─── DATA SHOWN

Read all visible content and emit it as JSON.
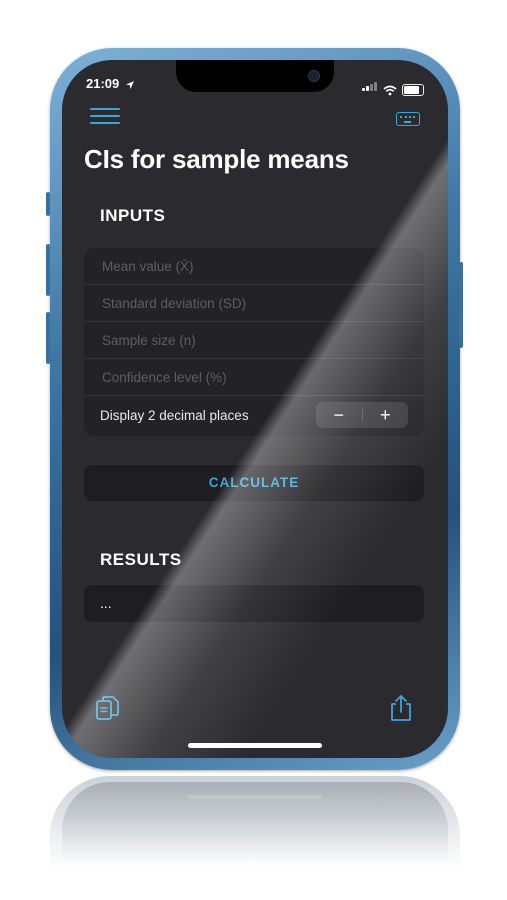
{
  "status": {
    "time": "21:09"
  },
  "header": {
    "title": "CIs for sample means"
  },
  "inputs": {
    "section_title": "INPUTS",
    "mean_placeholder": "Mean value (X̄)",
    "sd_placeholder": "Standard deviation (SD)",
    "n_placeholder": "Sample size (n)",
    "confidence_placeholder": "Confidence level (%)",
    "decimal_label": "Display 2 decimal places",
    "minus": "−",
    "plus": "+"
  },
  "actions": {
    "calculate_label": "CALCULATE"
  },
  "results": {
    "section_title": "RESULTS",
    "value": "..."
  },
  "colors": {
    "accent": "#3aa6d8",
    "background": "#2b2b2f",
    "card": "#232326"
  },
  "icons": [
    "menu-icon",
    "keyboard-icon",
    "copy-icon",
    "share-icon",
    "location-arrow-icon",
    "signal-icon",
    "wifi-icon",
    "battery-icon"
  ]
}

──────
─── DATA SHOWN

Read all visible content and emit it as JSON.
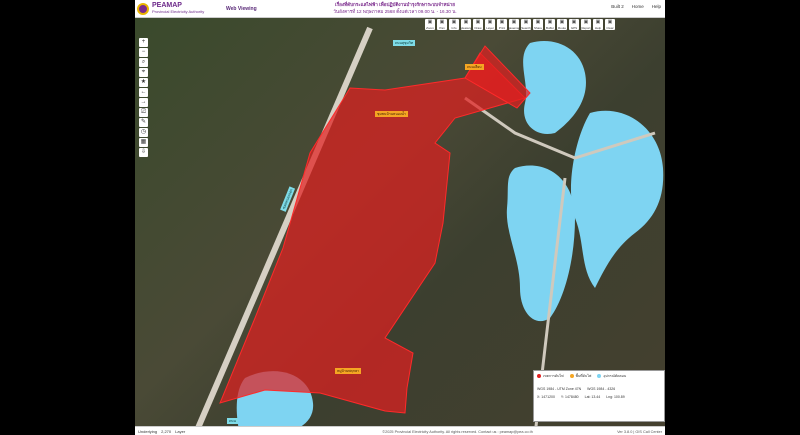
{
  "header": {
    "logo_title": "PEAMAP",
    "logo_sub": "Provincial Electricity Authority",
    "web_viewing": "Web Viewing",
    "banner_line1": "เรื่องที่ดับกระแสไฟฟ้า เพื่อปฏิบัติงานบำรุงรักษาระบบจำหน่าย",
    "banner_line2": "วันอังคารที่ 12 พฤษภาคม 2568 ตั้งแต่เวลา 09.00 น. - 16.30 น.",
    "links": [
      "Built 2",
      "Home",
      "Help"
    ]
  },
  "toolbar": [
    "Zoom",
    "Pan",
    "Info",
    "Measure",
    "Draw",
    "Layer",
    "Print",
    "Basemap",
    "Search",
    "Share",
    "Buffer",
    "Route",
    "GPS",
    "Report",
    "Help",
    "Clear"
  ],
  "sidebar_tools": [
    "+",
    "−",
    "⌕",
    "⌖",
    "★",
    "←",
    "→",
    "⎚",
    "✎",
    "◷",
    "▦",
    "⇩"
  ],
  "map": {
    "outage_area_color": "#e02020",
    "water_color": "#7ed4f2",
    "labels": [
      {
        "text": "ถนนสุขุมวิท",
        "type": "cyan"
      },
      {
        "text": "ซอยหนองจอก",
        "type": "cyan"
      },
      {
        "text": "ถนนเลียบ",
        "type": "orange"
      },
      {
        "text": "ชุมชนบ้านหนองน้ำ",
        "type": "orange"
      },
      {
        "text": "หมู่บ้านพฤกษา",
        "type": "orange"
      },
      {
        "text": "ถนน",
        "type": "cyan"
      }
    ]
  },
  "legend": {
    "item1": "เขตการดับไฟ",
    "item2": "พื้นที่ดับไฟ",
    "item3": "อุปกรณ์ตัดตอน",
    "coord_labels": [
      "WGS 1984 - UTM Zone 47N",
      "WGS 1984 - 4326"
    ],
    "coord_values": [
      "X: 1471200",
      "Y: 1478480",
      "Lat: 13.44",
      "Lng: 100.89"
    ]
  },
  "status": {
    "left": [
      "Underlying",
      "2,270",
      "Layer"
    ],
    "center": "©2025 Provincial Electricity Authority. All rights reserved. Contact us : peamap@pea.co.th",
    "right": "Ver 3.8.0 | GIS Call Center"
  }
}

──────

DO THIS
Lines that hold "Provincial" are the ones to copy; find all of them.

EXPECTED ANSWER
    "logo_sub": "Provincial Electricity Authority",
    "center": "©2025 Provincial Electricity Authority. All rights reserved. Contact us : peamap@pea.co.th",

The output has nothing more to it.